--- WORK REQUIRED ---
In your copy, repeat the records exactly and leave out the pictures.

--- RECORDS TO USE ---
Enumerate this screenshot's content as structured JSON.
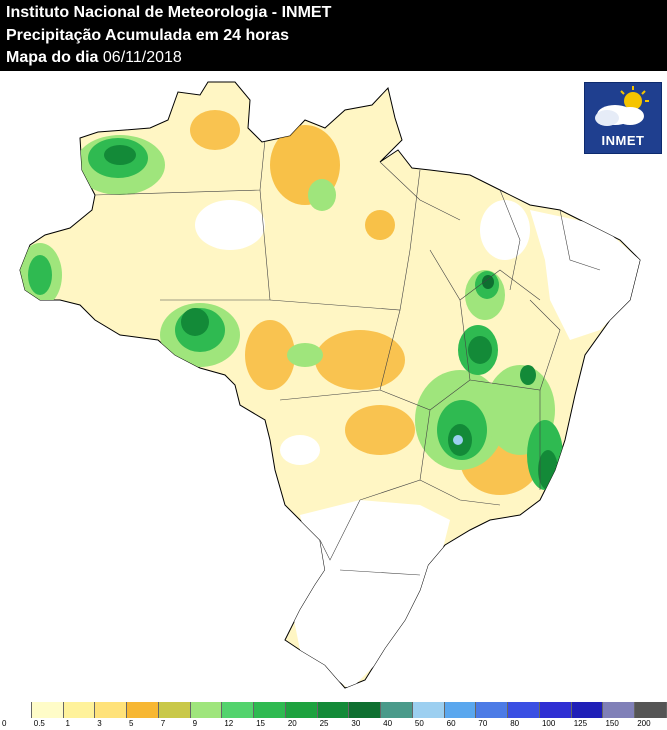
{
  "header": {
    "title": "Instituto Nacional de Meteorologia - INMET",
    "subtitle": "Precipitação Acumulada em 24 horas",
    "date_label": "Mapa do dia",
    "date_value": "06/11/2018"
  },
  "logo": {
    "text": "INMET",
    "icon": "cloud-sun-icon"
  },
  "legend": {
    "labels": [
      "0",
      "0.5",
      "1",
      "3",
      "5",
      "7",
      "9",
      "12",
      "15",
      "20",
      "25",
      "30",
      "40",
      "50",
      "60",
      "70",
      "80",
      "100",
      "125",
      "150",
      "200"
    ],
    "colors": [
      "#ffffff",
      "#fffcc8",
      "#fff29b",
      "#ffe27a",
      "#f7b733",
      "#c9c848",
      "#9fe57c",
      "#53d36d",
      "#2fba51",
      "#1ea23f",
      "#138a38",
      "#0e6f30",
      "#4a9a8a",
      "#9ccff0",
      "#5aa7ee",
      "#4c7be6",
      "#3a4fe3",
      "#2f2fd3",
      "#2020b8",
      "#8080b8",
      "#555555"
    ]
  }
}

--- RESULT OF THIS TASK ---
Enumerate this screenshot's content as structured JSON.
{
  "header": {
    "title": "Instituto Nacional de Meteorologia - INMET",
    "subtitle": "Precipitação Acumulada em 24 horas",
    "date_label": "Mapa do dia",
    "date_value": "06/11/2018"
  },
  "logo": {
    "text": "INMET",
    "icon": "cloud-sun-icon"
  },
  "legend": {
    "labels": [
      "0",
      "0.5",
      "1",
      "3",
      "5",
      "7",
      "9",
      "12",
      "15",
      "20",
      "25",
      "30",
      "40",
      "50",
      "60",
      "70",
      "80",
      "100",
      "125",
      "150",
      "200"
    ],
    "colors": [
      "#ffffff",
      "#fffcc8",
      "#fff29b",
      "#ffe27a",
      "#f7b733",
      "#c9c848",
      "#9fe57c",
      "#53d36d",
      "#2fba51",
      "#1ea23f",
      "#138a38",
      "#0e6f30",
      "#4a9a8a",
      "#9ccff0",
      "#5aa7ee",
      "#4c7be6",
      "#3a4fe3",
      "#2f2fd3",
      "#2020b8",
      "#8080b8",
      "#555555"
    ]
  }
}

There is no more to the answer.